◆ AIM ◆
Each record below is to be reproduced without any change.

◆ DATA PROVIDED ◆
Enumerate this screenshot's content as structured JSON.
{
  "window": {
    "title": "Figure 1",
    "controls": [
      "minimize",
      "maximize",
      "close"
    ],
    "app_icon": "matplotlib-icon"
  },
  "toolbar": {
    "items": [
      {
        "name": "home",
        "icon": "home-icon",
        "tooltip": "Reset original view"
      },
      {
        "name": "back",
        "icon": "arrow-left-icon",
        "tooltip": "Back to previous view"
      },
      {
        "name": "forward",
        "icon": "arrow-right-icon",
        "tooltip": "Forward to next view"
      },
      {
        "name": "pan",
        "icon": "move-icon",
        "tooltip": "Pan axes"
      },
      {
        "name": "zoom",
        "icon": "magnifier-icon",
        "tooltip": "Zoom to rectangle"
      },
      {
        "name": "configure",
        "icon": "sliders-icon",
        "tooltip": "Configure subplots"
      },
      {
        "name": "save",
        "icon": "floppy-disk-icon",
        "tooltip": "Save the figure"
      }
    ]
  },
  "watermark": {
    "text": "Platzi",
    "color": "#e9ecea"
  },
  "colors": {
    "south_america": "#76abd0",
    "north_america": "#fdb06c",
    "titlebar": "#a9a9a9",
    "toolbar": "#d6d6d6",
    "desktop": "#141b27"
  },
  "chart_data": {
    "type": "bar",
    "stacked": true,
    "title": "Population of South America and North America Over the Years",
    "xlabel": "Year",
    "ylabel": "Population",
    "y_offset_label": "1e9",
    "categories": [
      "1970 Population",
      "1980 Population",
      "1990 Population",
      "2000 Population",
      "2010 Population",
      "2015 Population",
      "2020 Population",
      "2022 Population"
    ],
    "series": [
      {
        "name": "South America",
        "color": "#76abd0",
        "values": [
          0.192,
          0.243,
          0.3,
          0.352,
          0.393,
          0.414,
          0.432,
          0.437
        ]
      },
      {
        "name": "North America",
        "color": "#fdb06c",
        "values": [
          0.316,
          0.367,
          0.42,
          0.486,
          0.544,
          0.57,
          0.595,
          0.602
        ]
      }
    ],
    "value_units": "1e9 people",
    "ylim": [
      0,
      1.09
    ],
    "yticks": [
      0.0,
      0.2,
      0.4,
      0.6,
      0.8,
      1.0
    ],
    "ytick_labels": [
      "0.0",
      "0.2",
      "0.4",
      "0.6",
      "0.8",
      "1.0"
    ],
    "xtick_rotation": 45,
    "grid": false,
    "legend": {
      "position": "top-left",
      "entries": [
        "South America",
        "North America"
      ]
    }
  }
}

◆ RIGHT ANSWER ◆
Enumerate this screenshot's content as structured JSON.
{
  "window": {
    "title": "Figure 1",
    "controls": [
      "minimize",
      "maximize",
      "close"
    ],
    "app_icon": "matplotlib-icon"
  },
  "toolbar": {
    "items": [
      {
        "name": "home",
        "icon": "home-icon",
        "tooltip": "Reset original view"
      },
      {
        "name": "back",
        "icon": "arrow-left-icon",
        "tooltip": "Back to previous view"
      },
      {
        "name": "forward",
        "icon": "arrow-right-icon",
        "tooltip": "Forward to next view"
      },
      {
        "name": "pan",
        "icon": "move-icon",
        "tooltip": "Pan axes"
      },
      {
        "name": "zoom",
        "icon": "magnifier-icon",
        "tooltip": "Zoom to rectangle"
      },
      {
        "name": "configure",
        "icon": "sliders-icon",
        "tooltip": "Configure subplots"
      },
      {
        "name": "save",
        "icon": "floppy-disk-icon",
        "tooltip": "Save the figure"
      }
    ]
  },
  "watermark": {
    "text": "Platzi",
    "color": "#e9ecea"
  },
  "colors": {
    "south_america": "#76abd0",
    "north_america": "#fdb06c",
    "titlebar": "#a9a9a9",
    "toolbar": "#d6d6d6",
    "desktop": "#141b27"
  },
  "chart_data": {
    "type": "bar",
    "stacked": true,
    "title": "Population of South America and North America Over the Years",
    "xlabel": "Year",
    "ylabel": "Population",
    "y_offset_label": "1e9",
    "categories": [
      "1970 Population",
      "1980 Population",
      "1990 Population",
      "2000 Population",
      "2010 Population",
      "2015 Population",
      "2020 Population",
      "2022 Population"
    ],
    "series": [
      {
        "name": "South America",
        "color": "#76abd0",
        "values": [
          0.192,
          0.243,
          0.3,
          0.352,
          0.393,
          0.414,
          0.432,
          0.437
        ]
      },
      {
        "name": "North America",
        "color": "#fdb06c",
        "values": [
          0.316,
          0.367,
          0.42,
          0.486,
          0.544,
          0.57,
          0.595,
          0.602
        ]
      }
    ],
    "value_units": "1e9 people",
    "ylim": [
      0,
      1.09
    ],
    "yticks": [
      0.0,
      0.2,
      0.4,
      0.6,
      0.8,
      1.0
    ],
    "ytick_labels": [
      "0.0",
      "0.2",
      "0.4",
      "0.6",
      "0.8",
      "1.0"
    ],
    "xtick_rotation": 45,
    "grid": false,
    "legend": {
      "position": "top-left",
      "entries": [
        "South America",
        "North America"
      ]
    }
  }
}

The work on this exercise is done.